# GIVEN INFORMATION
## BEGIN

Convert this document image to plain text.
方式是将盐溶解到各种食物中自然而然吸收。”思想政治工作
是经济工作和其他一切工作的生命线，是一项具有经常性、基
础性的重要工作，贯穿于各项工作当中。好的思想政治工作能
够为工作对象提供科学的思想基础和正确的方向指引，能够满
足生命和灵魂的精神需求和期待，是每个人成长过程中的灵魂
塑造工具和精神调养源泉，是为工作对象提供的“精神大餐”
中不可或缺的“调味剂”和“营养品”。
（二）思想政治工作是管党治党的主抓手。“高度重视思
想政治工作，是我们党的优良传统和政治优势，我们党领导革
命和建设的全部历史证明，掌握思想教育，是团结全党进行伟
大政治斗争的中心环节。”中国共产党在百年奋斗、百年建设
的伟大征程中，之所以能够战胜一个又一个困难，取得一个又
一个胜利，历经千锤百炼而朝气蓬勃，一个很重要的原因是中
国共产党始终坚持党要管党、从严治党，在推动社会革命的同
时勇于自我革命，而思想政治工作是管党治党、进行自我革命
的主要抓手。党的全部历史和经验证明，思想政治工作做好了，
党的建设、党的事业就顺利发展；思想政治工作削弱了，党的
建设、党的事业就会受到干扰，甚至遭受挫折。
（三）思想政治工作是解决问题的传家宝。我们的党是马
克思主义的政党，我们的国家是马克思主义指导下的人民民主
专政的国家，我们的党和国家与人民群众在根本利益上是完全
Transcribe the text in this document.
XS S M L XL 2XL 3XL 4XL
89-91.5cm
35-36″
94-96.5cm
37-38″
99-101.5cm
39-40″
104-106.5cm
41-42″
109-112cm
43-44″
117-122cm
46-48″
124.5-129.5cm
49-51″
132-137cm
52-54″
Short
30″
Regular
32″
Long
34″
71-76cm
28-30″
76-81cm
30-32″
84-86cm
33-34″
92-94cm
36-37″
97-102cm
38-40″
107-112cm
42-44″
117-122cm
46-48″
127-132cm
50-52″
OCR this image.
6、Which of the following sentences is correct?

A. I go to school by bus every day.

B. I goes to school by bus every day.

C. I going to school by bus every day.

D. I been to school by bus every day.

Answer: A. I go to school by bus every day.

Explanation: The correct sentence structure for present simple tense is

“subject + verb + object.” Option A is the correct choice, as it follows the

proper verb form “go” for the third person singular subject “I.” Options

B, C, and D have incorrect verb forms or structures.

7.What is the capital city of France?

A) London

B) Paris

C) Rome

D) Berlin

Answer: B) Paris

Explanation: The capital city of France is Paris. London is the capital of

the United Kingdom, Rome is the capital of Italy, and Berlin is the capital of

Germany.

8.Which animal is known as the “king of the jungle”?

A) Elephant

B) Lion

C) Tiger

## END

# STATED PROBLEM
Using the data above, return each line exactly as written.

# WRITTEN SOLUTION
Convert this document image to plain text.
方式是将盐溶解到各种食物中自然而然吸收。”思想政治工作
是经济工作和其他一切工作的生命线，是一项具有经常性、基
础性的重要工作，贯穿于各项工作当中。好的思想政治工作能
够为工作对象提供科学的思想基础和正确的方向指引，能够满
足生命和灵魂的精神需求和期待，是每个人成长过程中的灵魂
塑造工具和精神调养源泉，是为工作对象提供的“精神大餐”
中不可或缺的“调味剂”和“营养品”。
（二）思想政治工作是管党治党的主抓手。“高度重视思
想政治工作，是我们党的优良传统和政治优势，我们党领导革
命和建设的全部历史证明，掌握思想教育，是团结全党进行伟
大政治斗争的中心环节。”中国共产党在百年奋斗、百年建设
的伟大征程中，之所以能够战胜一个又一个困难，取得一个又
一个胜利，历经千锤百炼而朝气蓬勃，一个很重要的原因是中
国共产党始终坚持党要管党、从严治党，在推动社会革命的同
时勇于自我革命，而思想政治工作是管党治党、进行自我革命
的主要抓手。党的全部历史和经验证明，思想政治工作做好了，
党的建设、党的事业就顺利发展；思想政治工作削弱了，党的
建设、党的事业就会受到干扰，甚至遭受挫折。
（三）思想政治工作是解决问题的传家宝。我们的党是马
克思主义的政党，我们的国家是马克思主义指导下的人民民主
专政的国家，我们的党和国家与人民群众在根本利益上是完全
Transcribe the text in this document.
XS S M L XL 2XL 3XL 4XL
89-91.5cm
35-36″
94-96.5cm
37-38″
99-101.5cm
39-40″
104-106.5cm
41-42″
109-112cm
43-44″
117-122cm
46-48″
124.5-129.5cm
49-51″
132-137cm
52-54″
Short
30″
Regular
32″
Long
34″
71-76cm
28-30″
76-81cm
30-32″
84-86cm
33-34″
92-94cm
36-37″
97-102cm
38-40″
107-112cm
42-44″
117-122cm
46-48″
127-132cm
50-52″
OCR this image.
6、Which of the following sentences is correct?

A. I go to school by bus every day.

B. I goes to school by bus every day.

C. I going to school by bus every day.

D. I been to school by bus every day.

Answer: A. I go to school by bus every day.

Explanation: The correct sentence structure for present simple tense is

“subject + verb + object.” Option A is the correct choice, as it follows the

proper verb form “go” for the third person singular subject “I.” Options

B, C, and D have incorrect verb forms or structures.

7.What is the capital city of France?

A) London

B) Paris

C) Rome

D) Berlin

Answer: B) Paris

Explanation: The capital city of France is Paris. London is the capital of

the United Kingdom, Rome is the capital of Italy, and Berlin is the capital of

Germany.

8.Which animal is known as the “king of the jungle”?

A) Elephant

B) Lion

C) Tiger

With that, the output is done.